Short problem: Print the records below word for word, but leave out the pictures.

[Stored dataset items]
□ □ □ □
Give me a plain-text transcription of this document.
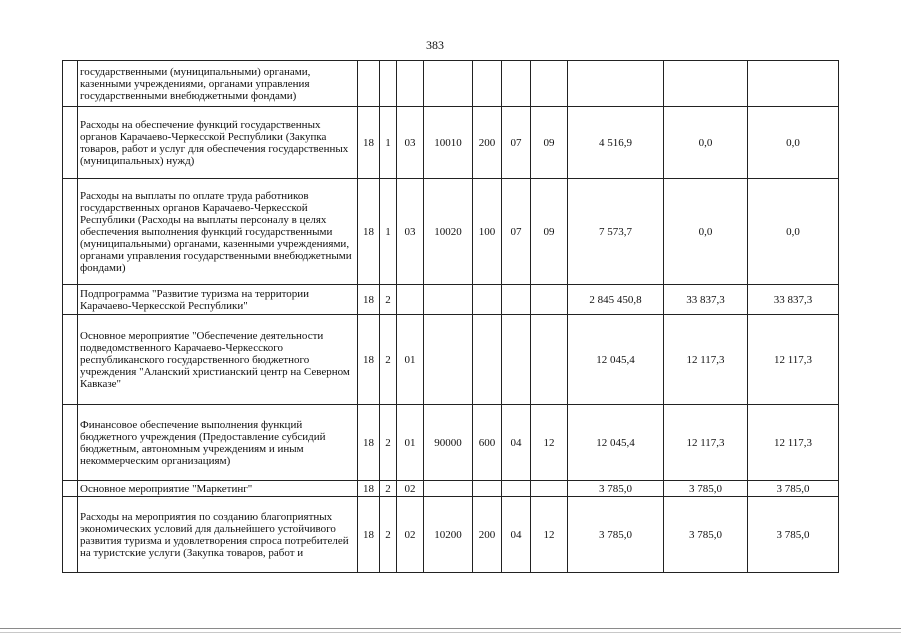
383
	государственными (муниципальными) органами, казенными учреждениями, органами управления государственными внебюджетными фондами)										
	Расходы на обеспечение функций государственных органов Карачаево-Черкесской Республики (Закупка товаров, работ и услуг для обеспечения государственных (муниципальных) нужд)	18	1	03	10010	200	07	09	4 516,9	0,0	0,0
	Расходы на выплаты по оплате труда работников государственных органов Карачаево-Черкесской Республики (Расходы на выплаты персоналу в целях обеспечения выполнения функций государственными (муниципальными) органами, казенными учреждениями, органами управления государственными внебюджетными фондами)	18	1	03	10020	100	07	09	7 573,7	0,0	0,0
	Подпрограмма "Развитие туризма на территории Карачаево-Черкесской Республики"	18	2						2 845 450,8	33 837,3	33 837,3
	Основное мероприятие "Обеспечение деятельности подведомственного Карачаево-Черкесского республиканского государственного бюджетного учреждения "Аланский христианский центр на Северном Кавказе"	18	2	01					12 045,4	12 117,3	12 117,3
	Финансовое обеспечение выполнения функций бюджетного учреждения (Предоставление субсидий бюджетным, автономным учреждениям и иным некоммерческим организациям)	18	2	01	90000	600	04	12	12 045,4	12 117,3	12 117,3
	Основное мероприятие "Маркетинг"	18	2	02					3 785,0	3 785,0	3 785,0
	Расходы на мероприятия по созданию благоприятных экономических условий для дальнейшего устойчивого развития туризма и удовлетворения спроса потребителей на туристские услуги (Закупка товаров, работ и	18	2	02	10200	200	04	12	3 785,0	3 785,0	3 785,0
□ □ □ □
Exercise output:
Give me a plain-text transcription of this document.
383
	государственными (муниципальными) органами, казенными учреждениями, органами управления государственными внебюджетными фондами)										
	Расходы на обеспечение функций государственных органов Карачаево-Черкесской Республики (Закупка товаров, работ и услуг для обеспечения государственных (муниципальных) нужд)	18	1	03	10010	200	07	09	4 516,9	0,0	0,0
	Расходы на выплаты по оплате труда работников государственных органов Карачаево-Черкесской Республики (Расходы на выплаты персоналу в целях обеспечения выполнения функций государственными (муниципальными) органами, казенными учреждениями, органами управления государственными внебюджетными фондами)	18	1	03	10020	100	07	09	7 573,7	0,0	0,0
	Подпрограмма "Развитие туризма на территории Карачаево-Черкесской Республики"	18	2						2 845 450,8	33 837,3	33 837,3
	Основное мероприятие "Обеспечение деятельности подведомственного Карачаево-Черкесского республиканского государственного бюджетного учреждения "Аланский христианский центр на Северном Кавказе"	18	2	01					12 045,4	12 117,3	12 117,3
	Финансовое обеспечение выполнения функций бюджетного учреждения (Предоставление субсидий бюджетным, автономным учреждениям и иным некоммерческим организациям)	18	2	01	90000	600	04	12	12 045,4	12 117,3	12 117,3
	Основное мероприятие "Маркетинг"	18	2	02					3 785,0	3 785,0	3 785,0
	Расходы на мероприятия по созданию благоприятных экономических условий для дальнейшего устойчивого развития туризма и удовлетворения спроса потребителей на туристские услуги (Закупка товаров, работ и	18	2	02	10200	200	04	12	3 785,0	3 785,0	3 785,0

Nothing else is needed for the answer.